— BEGIN RECORD SET —
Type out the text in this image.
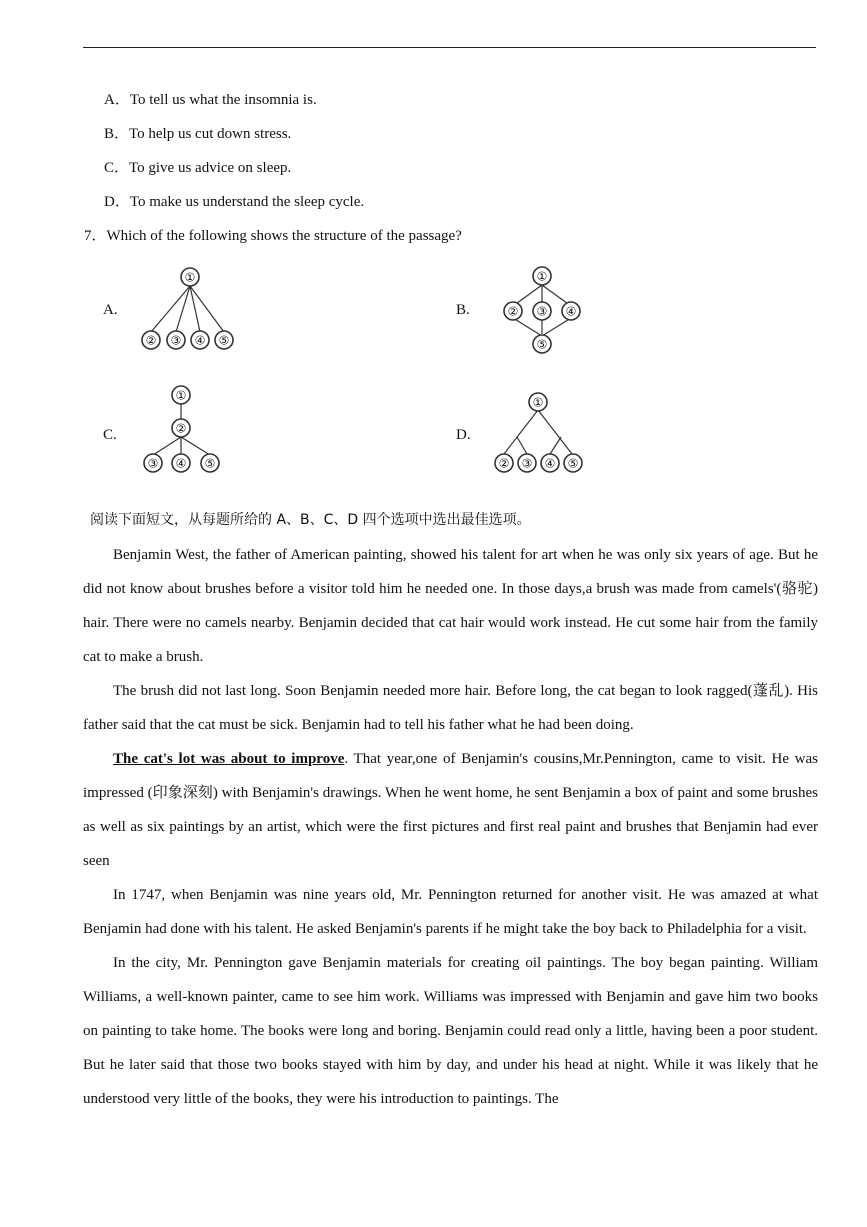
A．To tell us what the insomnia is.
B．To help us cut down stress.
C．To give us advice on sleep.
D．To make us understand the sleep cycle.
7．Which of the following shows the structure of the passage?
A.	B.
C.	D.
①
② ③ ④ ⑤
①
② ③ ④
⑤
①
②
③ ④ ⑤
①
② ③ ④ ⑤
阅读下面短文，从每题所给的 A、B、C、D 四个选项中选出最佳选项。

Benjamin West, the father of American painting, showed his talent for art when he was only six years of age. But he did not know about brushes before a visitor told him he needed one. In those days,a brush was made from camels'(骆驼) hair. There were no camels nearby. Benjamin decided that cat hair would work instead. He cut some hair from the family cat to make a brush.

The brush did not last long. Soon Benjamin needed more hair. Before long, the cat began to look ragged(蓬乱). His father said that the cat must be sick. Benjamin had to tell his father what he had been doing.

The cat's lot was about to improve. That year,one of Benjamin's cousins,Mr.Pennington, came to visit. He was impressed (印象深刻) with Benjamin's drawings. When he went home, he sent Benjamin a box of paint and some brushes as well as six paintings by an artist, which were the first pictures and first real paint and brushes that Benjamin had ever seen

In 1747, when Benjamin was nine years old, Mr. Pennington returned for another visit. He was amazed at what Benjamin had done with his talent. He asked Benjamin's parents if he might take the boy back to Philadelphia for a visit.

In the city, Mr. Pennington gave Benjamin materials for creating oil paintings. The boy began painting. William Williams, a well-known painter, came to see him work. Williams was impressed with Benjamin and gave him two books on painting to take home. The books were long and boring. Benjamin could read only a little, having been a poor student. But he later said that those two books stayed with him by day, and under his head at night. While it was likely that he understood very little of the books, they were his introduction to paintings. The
— END RECORD SET —
— BEGIN RECORD SET —
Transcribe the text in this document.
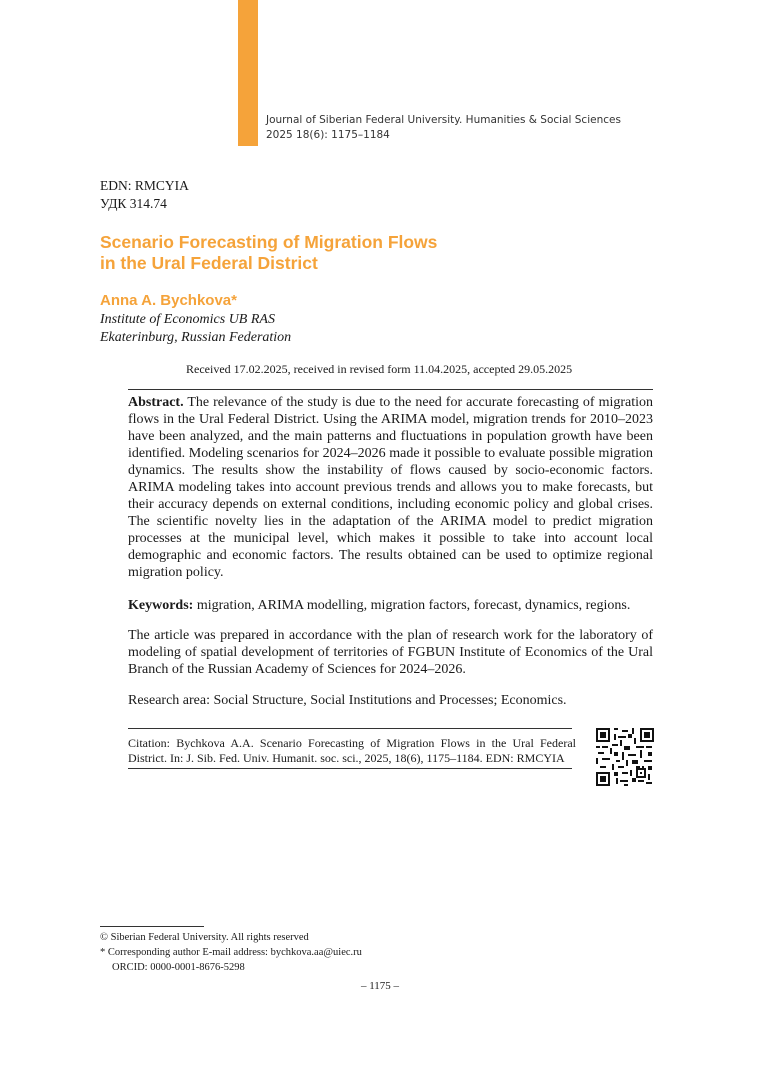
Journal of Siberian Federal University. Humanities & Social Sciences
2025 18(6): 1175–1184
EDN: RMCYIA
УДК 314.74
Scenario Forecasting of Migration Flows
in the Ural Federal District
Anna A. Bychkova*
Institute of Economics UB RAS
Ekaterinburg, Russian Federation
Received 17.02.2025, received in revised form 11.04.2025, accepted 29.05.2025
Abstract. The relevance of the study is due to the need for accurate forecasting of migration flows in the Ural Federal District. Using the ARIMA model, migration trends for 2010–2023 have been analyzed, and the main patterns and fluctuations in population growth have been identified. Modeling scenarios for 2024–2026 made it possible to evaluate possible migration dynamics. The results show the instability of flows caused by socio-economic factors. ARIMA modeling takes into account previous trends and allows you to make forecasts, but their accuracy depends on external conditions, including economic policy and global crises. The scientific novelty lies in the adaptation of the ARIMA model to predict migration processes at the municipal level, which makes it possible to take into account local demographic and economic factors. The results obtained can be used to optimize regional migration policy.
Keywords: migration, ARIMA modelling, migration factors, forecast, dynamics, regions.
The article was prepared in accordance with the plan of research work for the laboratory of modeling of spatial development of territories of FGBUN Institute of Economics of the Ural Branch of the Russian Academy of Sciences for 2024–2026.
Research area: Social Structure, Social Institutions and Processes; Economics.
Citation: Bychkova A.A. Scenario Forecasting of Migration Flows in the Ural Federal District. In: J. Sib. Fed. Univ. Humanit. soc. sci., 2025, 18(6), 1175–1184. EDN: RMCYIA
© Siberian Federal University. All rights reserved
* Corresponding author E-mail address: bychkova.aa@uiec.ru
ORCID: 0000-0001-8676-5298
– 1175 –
— END RECORD SET —
— BEGIN RECORD SET —
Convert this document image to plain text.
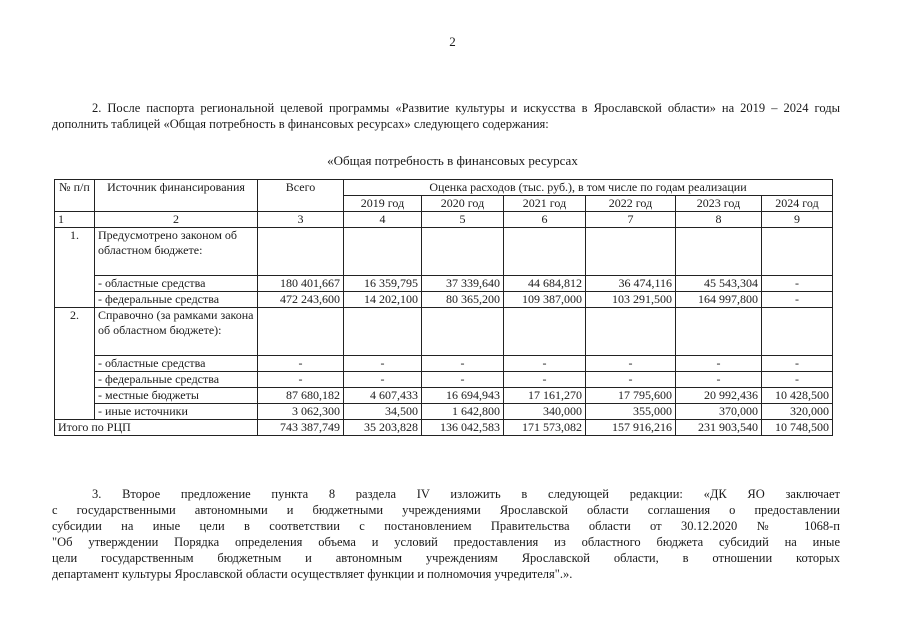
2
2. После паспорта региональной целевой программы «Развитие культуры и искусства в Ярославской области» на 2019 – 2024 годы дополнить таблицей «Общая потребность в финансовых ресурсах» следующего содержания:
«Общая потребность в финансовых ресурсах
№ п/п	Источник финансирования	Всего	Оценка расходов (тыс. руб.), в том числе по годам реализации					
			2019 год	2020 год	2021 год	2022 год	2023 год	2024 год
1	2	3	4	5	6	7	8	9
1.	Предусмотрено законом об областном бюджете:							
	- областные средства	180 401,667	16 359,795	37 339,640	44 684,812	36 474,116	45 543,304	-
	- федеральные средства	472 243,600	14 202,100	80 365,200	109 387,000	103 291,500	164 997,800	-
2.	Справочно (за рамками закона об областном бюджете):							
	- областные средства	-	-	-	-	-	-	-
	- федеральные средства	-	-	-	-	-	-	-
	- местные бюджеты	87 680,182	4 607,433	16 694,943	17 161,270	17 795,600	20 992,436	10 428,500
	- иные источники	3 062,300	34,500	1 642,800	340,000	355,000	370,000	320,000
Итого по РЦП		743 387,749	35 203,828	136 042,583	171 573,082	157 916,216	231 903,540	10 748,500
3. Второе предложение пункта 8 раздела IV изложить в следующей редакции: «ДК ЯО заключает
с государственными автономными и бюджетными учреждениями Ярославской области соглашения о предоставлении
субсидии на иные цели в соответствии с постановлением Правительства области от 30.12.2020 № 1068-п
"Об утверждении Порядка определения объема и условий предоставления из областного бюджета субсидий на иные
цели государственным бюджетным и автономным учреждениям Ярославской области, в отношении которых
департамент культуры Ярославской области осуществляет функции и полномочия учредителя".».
— END RECORD SET —
• [REQUEST]: Which lines hold the word "ресурсах"? Copy all of them.

• [REPLY]:
2. После паспорта региональной целевой программы «Развитие культуры и искусства в Ярославской области» на 2019 – 2024 годы дополнить таблицей «Общая потребность в финансовых ресурсах» следующего содержания:
«Общая потребность в финансовых ресурсах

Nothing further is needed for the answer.